Task goal |
Retype the lines from the start of the entries through the line containing "histogram-bar xyxy=(204,345,210,376)", inclusive, keeping each line as it appears.

BEGIN

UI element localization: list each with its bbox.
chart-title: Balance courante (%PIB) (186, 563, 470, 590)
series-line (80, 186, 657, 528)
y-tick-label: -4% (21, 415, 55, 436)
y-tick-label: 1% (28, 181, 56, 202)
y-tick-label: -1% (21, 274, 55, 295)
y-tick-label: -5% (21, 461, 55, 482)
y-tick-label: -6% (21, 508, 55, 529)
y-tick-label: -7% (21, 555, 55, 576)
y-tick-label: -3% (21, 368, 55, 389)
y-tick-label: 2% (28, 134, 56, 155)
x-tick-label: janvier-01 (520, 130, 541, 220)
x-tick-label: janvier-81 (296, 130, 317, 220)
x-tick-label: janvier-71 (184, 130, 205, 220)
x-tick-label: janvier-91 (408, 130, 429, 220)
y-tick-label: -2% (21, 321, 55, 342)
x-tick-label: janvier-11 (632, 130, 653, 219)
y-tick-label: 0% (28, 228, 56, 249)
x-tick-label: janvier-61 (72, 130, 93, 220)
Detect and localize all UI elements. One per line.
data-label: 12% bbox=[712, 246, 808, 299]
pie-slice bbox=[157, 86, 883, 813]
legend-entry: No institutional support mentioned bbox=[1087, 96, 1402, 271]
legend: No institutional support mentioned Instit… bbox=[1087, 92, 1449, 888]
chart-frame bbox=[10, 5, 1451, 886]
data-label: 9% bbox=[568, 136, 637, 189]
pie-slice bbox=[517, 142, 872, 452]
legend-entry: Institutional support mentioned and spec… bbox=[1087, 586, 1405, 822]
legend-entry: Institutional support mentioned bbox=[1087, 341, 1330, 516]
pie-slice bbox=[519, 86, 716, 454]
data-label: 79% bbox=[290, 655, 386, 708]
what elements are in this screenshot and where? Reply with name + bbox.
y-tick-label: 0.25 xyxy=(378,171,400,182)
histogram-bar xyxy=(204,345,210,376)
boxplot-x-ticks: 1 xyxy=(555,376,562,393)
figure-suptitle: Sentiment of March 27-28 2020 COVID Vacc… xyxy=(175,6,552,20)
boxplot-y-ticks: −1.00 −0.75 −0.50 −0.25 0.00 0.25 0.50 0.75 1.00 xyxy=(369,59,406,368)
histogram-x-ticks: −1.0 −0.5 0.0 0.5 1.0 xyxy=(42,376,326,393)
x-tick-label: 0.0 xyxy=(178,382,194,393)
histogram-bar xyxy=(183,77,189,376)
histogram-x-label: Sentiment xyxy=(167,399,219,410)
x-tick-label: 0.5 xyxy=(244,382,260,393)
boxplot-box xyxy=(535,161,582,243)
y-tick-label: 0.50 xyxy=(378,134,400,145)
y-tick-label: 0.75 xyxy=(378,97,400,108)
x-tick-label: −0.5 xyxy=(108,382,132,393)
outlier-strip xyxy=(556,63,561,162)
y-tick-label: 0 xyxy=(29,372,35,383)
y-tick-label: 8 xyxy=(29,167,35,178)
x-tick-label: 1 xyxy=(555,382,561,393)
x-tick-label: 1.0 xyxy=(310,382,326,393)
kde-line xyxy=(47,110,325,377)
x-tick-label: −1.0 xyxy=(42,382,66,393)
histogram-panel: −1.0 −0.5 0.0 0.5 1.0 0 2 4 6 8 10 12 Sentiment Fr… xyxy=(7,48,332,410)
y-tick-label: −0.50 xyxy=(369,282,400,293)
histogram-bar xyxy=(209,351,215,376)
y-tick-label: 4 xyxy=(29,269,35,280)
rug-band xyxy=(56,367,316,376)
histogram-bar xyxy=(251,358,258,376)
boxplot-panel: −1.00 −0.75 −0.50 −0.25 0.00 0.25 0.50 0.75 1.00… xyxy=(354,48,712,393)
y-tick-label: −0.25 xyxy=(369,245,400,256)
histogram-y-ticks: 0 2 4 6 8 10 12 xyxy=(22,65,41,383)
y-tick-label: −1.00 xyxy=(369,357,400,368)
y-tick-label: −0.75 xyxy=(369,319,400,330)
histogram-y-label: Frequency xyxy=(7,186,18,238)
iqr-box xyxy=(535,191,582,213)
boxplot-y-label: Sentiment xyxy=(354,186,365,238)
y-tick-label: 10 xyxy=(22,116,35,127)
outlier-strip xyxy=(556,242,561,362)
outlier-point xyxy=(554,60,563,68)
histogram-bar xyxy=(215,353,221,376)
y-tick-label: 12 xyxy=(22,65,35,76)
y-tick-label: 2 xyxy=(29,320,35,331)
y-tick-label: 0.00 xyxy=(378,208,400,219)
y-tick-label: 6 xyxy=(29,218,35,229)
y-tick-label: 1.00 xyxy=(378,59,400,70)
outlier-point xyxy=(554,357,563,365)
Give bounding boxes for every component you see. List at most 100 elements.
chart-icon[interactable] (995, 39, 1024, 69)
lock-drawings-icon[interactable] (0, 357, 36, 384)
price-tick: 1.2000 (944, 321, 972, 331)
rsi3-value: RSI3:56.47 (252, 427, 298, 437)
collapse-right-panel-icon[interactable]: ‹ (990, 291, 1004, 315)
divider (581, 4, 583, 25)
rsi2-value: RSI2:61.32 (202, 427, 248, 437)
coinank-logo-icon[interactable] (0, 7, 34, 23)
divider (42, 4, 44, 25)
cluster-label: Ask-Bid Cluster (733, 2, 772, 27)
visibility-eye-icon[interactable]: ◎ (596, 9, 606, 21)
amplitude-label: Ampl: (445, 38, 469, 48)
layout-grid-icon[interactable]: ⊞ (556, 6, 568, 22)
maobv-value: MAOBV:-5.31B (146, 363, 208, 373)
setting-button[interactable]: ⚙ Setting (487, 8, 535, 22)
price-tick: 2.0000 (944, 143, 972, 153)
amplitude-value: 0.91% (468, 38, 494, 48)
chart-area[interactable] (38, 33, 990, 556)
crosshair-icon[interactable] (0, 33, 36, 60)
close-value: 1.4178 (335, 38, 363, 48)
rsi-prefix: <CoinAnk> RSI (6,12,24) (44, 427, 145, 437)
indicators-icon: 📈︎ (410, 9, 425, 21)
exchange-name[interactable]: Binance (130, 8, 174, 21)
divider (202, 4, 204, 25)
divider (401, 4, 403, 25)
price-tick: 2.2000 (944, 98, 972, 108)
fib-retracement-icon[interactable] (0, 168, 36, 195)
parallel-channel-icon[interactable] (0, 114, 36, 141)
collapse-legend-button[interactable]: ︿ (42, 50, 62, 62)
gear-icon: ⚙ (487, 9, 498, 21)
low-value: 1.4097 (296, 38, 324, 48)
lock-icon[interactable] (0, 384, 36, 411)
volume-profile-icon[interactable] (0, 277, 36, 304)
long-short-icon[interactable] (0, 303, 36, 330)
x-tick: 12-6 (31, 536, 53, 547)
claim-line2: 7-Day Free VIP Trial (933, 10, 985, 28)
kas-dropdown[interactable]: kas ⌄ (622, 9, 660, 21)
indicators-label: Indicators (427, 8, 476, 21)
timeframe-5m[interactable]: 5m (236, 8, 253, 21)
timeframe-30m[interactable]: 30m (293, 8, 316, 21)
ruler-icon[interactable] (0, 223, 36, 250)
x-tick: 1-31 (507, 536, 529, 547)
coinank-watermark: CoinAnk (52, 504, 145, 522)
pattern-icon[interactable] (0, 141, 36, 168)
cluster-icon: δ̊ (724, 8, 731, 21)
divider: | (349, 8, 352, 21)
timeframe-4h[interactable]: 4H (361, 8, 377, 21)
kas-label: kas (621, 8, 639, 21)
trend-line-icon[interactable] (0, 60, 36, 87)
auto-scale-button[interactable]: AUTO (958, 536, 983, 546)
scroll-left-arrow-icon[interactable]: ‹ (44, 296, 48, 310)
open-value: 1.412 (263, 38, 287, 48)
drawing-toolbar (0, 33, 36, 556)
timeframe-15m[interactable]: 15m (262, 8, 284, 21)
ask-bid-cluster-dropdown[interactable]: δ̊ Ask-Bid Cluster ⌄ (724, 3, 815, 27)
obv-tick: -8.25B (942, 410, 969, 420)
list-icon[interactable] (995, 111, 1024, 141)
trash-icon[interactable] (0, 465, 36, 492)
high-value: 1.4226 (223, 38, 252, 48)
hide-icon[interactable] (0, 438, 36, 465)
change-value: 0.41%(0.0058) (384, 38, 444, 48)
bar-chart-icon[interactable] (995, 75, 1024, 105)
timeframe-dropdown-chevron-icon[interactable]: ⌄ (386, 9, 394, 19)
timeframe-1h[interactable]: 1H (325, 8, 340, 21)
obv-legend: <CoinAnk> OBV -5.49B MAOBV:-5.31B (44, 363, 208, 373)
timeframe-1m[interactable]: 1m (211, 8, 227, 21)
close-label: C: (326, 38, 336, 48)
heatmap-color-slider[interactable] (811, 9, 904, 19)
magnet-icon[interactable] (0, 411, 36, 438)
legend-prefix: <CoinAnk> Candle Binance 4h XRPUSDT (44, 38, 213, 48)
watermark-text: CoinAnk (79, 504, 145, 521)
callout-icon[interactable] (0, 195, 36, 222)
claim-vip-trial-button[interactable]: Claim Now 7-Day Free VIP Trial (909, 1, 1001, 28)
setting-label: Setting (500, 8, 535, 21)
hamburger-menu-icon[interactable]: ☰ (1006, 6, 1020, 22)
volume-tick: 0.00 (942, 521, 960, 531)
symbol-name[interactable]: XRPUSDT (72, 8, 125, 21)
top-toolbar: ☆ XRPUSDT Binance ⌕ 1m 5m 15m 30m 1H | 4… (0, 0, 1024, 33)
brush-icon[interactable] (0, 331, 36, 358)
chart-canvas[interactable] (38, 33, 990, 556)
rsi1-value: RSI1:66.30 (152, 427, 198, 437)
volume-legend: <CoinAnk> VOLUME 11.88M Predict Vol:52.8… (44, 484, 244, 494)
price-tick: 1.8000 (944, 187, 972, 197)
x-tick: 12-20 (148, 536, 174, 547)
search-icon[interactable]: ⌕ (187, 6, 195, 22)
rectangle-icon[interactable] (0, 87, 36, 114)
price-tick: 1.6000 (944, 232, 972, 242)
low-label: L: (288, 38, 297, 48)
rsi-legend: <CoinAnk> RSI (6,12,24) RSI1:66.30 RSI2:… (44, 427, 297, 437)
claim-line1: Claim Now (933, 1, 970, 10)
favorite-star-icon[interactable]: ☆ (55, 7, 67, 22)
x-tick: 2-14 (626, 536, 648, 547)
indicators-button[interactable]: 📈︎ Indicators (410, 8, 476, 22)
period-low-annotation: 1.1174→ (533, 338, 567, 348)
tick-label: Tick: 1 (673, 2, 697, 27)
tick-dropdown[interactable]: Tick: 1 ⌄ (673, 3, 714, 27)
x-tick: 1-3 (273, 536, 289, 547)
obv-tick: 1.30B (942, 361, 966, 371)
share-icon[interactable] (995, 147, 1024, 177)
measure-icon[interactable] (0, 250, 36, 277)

END

Answer in full |
UI element localization: list each with its bbox.
chart-title: Balance courante (%PIB) (186, 563, 470, 590)
series-line (80, 186, 657, 528)
y-tick-label: -4% (21, 415, 55, 436)
y-tick-label: 1% (28, 181, 56, 202)
y-tick-label: -1% (21, 274, 55, 295)
y-tick-label: -5% (21, 461, 55, 482)
y-tick-label: -6% (21, 508, 55, 529)
y-tick-label: -7% (21, 555, 55, 576)
y-tick-label: -3% (21, 368, 55, 389)
y-tick-label: 2% (28, 134, 56, 155)
x-tick-label: janvier-01 (520, 130, 541, 220)
x-tick-label: janvier-81 (296, 130, 317, 220)
x-tick-label: janvier-71 (184, 130, 205, 220)
x-tick-label: janvier-91 (408, 130, 429, 220)
y-tick-label: -2% (21, 321, 55, 342)
x-tick-label: janvier-11 (632, 130, 653, 219)
y-tick-label: 0% (28, 228, 56, 249)
x-tick-label: janvier-61 (72, 130, 93, 220)
Detect and localize all UI elements. One per line.
data-label: 12% bbox=[712, 246, 808, 299]
pie-slice bbox=[157, 86, 883, 813]
legend-entry: No institutional support mentioned bbox=[1087, 96, 1402, 271]
legend: No institutional support mentioned Instit… bbox=[1087, 92, 1449, 888]
chart-frame bbox=[10, 5, 1451, 886]
data-label: 9% bbox=[568, 136, 637, 189]
pie-slice bbox=[517, 142, 872, 452]
legend-entry: Institutional support mentioned and spec… bbox=[1087, 586, 1405, 822]
legend-entry: Institutional support mentioned bbox=[1087, 341, 1330, 516]
pie-slice bbox=[519, 86, 716, 454]
data-label: 79% bbox=[290, 655, 386, 708]
what elements are in this screenshot and where? Reply with name + bbox.
y-tick-label: 0.25 xyxy=(378,171,400,182)
histogram-bar xyxy=(204,345,210,376)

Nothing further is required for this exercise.